Dataset rows for document pages:
● ● ● ●

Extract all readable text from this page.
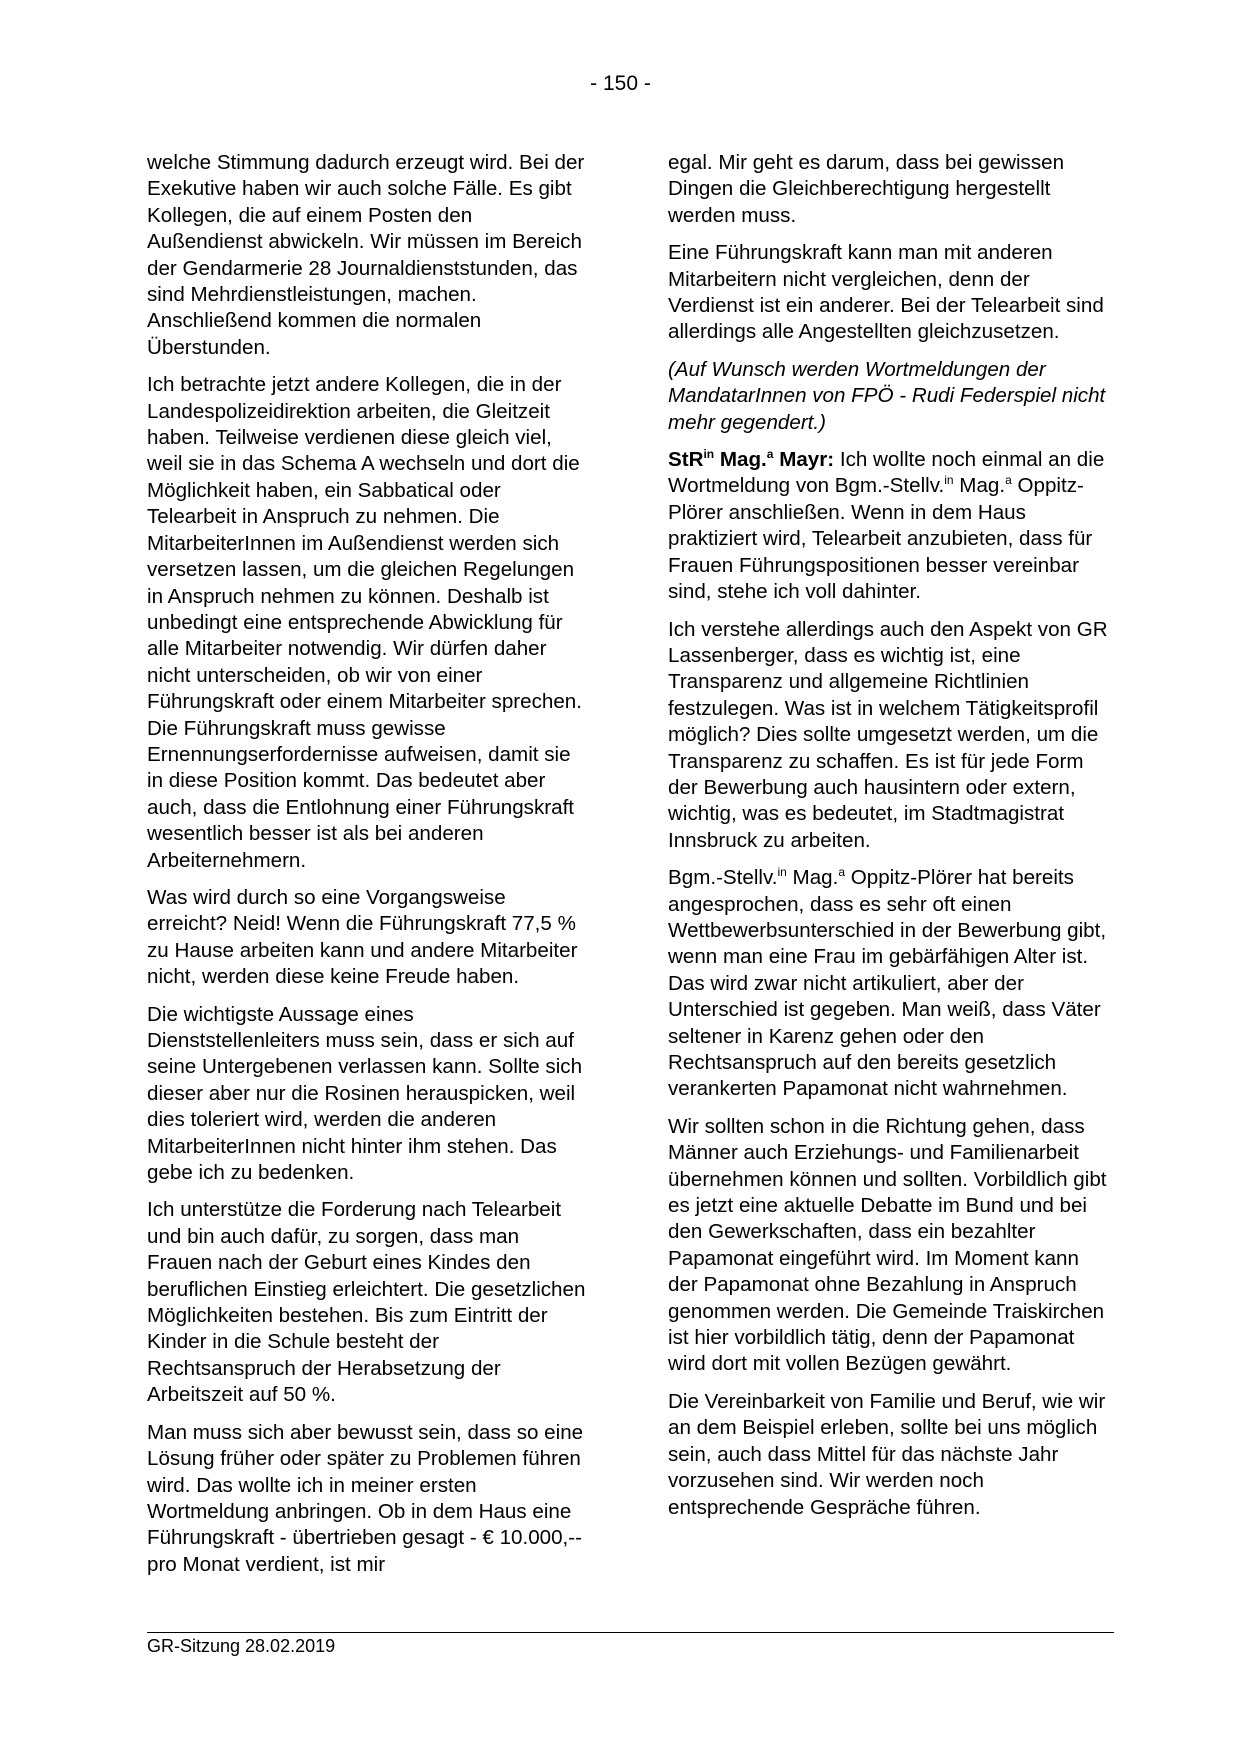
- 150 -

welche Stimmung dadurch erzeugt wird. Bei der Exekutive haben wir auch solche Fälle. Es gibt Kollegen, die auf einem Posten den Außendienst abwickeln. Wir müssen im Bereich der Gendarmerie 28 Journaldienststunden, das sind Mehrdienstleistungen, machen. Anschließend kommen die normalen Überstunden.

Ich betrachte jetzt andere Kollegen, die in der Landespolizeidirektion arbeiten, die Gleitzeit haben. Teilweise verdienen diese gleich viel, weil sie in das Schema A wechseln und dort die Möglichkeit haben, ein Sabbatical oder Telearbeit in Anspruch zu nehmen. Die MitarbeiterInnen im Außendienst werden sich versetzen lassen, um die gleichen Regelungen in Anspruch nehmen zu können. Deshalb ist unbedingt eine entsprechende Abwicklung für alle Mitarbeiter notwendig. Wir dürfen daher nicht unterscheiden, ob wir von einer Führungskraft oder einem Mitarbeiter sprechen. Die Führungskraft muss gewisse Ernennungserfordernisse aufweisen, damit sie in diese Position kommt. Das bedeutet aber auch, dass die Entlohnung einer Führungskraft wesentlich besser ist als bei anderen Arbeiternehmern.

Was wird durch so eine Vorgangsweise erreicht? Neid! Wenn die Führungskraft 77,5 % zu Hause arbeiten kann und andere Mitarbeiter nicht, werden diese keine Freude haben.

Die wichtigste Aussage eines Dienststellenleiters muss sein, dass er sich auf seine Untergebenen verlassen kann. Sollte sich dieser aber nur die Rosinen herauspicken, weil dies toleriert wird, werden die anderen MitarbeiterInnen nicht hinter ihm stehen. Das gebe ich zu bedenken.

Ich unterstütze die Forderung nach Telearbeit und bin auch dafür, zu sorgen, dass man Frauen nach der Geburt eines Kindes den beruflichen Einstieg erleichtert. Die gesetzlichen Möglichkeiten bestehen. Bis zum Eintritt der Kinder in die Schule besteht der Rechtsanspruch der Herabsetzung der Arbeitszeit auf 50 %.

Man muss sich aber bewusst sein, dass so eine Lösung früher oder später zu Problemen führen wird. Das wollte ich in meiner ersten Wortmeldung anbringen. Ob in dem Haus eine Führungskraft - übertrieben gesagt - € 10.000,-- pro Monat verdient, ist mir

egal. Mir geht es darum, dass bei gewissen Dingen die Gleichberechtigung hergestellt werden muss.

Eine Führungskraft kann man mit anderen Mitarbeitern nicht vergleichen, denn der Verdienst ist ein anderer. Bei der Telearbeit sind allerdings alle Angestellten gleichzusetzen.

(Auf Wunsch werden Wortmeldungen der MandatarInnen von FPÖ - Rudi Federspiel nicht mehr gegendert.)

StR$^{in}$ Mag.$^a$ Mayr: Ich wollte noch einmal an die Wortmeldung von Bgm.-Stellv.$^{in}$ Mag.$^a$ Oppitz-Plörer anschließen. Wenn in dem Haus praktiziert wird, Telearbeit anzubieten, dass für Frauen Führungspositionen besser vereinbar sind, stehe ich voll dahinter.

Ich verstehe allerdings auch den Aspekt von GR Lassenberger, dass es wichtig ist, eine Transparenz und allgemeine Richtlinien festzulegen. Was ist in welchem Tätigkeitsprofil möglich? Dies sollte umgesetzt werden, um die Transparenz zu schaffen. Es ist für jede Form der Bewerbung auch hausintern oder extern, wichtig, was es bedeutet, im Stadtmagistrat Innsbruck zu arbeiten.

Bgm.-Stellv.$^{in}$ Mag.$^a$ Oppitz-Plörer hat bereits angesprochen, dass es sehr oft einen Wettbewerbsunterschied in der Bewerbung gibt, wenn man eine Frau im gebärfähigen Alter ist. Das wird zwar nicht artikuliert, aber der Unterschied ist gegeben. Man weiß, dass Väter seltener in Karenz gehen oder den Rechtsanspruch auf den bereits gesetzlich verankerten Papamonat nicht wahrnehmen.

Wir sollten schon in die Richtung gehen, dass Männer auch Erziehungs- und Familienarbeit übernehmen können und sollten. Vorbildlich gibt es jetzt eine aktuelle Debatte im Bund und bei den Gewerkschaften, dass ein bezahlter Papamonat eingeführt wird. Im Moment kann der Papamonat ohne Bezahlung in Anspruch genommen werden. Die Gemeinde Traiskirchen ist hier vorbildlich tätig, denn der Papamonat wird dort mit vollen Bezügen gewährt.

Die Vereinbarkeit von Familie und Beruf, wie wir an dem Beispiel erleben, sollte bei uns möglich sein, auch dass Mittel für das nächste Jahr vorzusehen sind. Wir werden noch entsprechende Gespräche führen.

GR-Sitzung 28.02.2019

● ● ● ●

### Try it
Transcribe each record above exactly, leaving every picture out of the copy.

### Answer box
Extract all readable text from this page.
- 150 -

welche Stimmung dadurch erzeugt wird. Bei der Exekutive haben wir auch solche Fälle. Es gibt Kollegen, die auf einem Posten den Außendienst abwickeln. Wir müssen im Bereich der Gendarmerie 28 Journaldienststunden, das sind Mehrdienstleistungen, machen. Anschließend kommen die normalen Überstunden.

Ich betrachte jetzt andere Kollegen, die in der Landespolizeidirektion arbeiten, die Gleitzeit haben. Teilweise verdienen diese gleich viel, weil sie in das Schema A wechseln und dort die Möglichkeit haben, ein Sabbatical oder Telearbeit in Anspruch zu nehmen. Die MitarbeiterInnen im Außendienst werden sich versetzen lassen, um die gleichen Regelungen in Anspruch nehmen zu können. Deshalb ist unbedingt eine entsprechende Abwicklung für alle Mitarbeiter notwendig. Wir dürfen daher nicht unterscheiden, ob wir von einer Führungskraft oder einem Mitarbeiter sprechen. Die Führungskraft muss gewisse Ernennungserfordernisse aufweisen, damit sie in diese Position kommt. Das bedeutet aber auch, dass die Entlohnung einer Führungskraft wesentlich besser ist als bei anderen Arbeiternehmern.

Was wird durch so eine Vorgangsweise erreicht? Neid! Wenn die Führungskraft 77,5 % zu Hause arbeiten kann und andere Mitarbeiter nicht, werden diese keine Freude haben.

Die wichtigste Aussage eines Dienststellenleiters muss sein, dass er sich auf seine Untergebenen verlassen kann. Sollte sich dieser aber nur die Rosinen herauspicken, weil dies toleriert wird, werden die anderen MitarbeiterInnen nicht hinter ihm stehen. Das gebe ich zu bedenken.

Ich unterstütze die Forderung nach Telearbeit und bin auch dafür, zu sorgen, dass man Frauen nach der Geburt eines Kindes den beruflichen Einstieg erleichtert. Die gesetzlichen Möglichkeiten bestehen. Bis zum Eintritt der Kinder in die Schule besteht der Rechtsanspruch der Herabsetzung der Arbeitszeit auf 50 %.

Man muss sich aber bewusst sein, dass so eine Lösung früher oder später zu Problemen führen wird. Das wollte ich in meiner ersten Wortmeldung anbringen. Ob in dem Haus eine Führungskraft - übertrieben gesagt - € 10.000,-- pro Monat verdient, ist mir

egal. Mir geht es darum, dass bei gewissen Dingen die Gleichberechtigung hergestellt werden muss.

Eine Führungskraft kann man mit anderen Mitarbeitern nicht vergleichen, denn der Verdienst ist ein anderer. Bei der Telearbeit sind allerdings alle Angestellten gleichzusetzen.

(Auf Wunsch werden Wortmeldungen der MandatarInnen von FPÖ - Rudi Federspiel nicht mehr gegendert.)

StR$^{in}$ Mag.$^a$ Mayr: Ich wollte noch einmal an die Wortmeldung von Bgm.-Stellv.$^{in}$ Mag.$^a$ Oppitz-Plörer anschließen. Wenn in dem Haus praktiziert wird, Telearbeit anzubieten, dass für Frauen Führungspositionen besser vereinbar sind, stehe ich voll dahinter.

Ich verstehe allerdings auch den Aspekt von GR Lassenberger, dass es wichtig ist, eine Transparenz und allgemeine Richtlinien festzulegen. Was ist in welchem Tätigkeitsprofil möglich? Dies sollte umgesetzt werden, um die Transparenz zu schaffen. Es ist für jede Form der Bewerbung auch hausintern oder extern, wichtig, was es bedeutet, im Stadtmagistrat Innsbruck zu arbeiten.

Bgm.-Stellv.$^{in}$ Mag.$^a$ Oppitz-Plörer hat bereits angesprochen, dass es sehr oft einen Wettbewerbsunterschied in der Bewerbung gibt, wenn man eine Frau im gebärfähigen Alter ist. Das wird zwar nicht artikuliert, aber der Unterschied ist gegeben. Man weiß, dass Väter seltener in Karenz gehen oder den Rechtsanspruch auf den bereits gesetzlich verankerten Papamonat nicht wahrnehmen.

Wir sollten schon in die Richtung gehen, dass Männer auch Erziehungs- und Familienarbeit übernehmen können und sollten. Vorbildlich gibt es jetzt eine aktuelle Debatte im Bund und bei den Gewerkschaften, dass ein bezahlter Papamonat eingeführt wird. Im Moment kann der Papamonat ohne Bezahlung in Anspruch genommen werden. Die Gemeinde Traiskirchen ist hier vorbildlich tätig, denn der Papamonat wird dort mit vollen Bezügen gewährt.

Die Vereinbarkeit von Familie und Beruf, wie wir an dem Beispiel erleben, sollte bei uns möglich sein, auch dass Mittel für das nächste Jahr vorzusehen sind. Wir werden noch entsprechende Gespräche führen.

GR-Sitzung 28.02.2019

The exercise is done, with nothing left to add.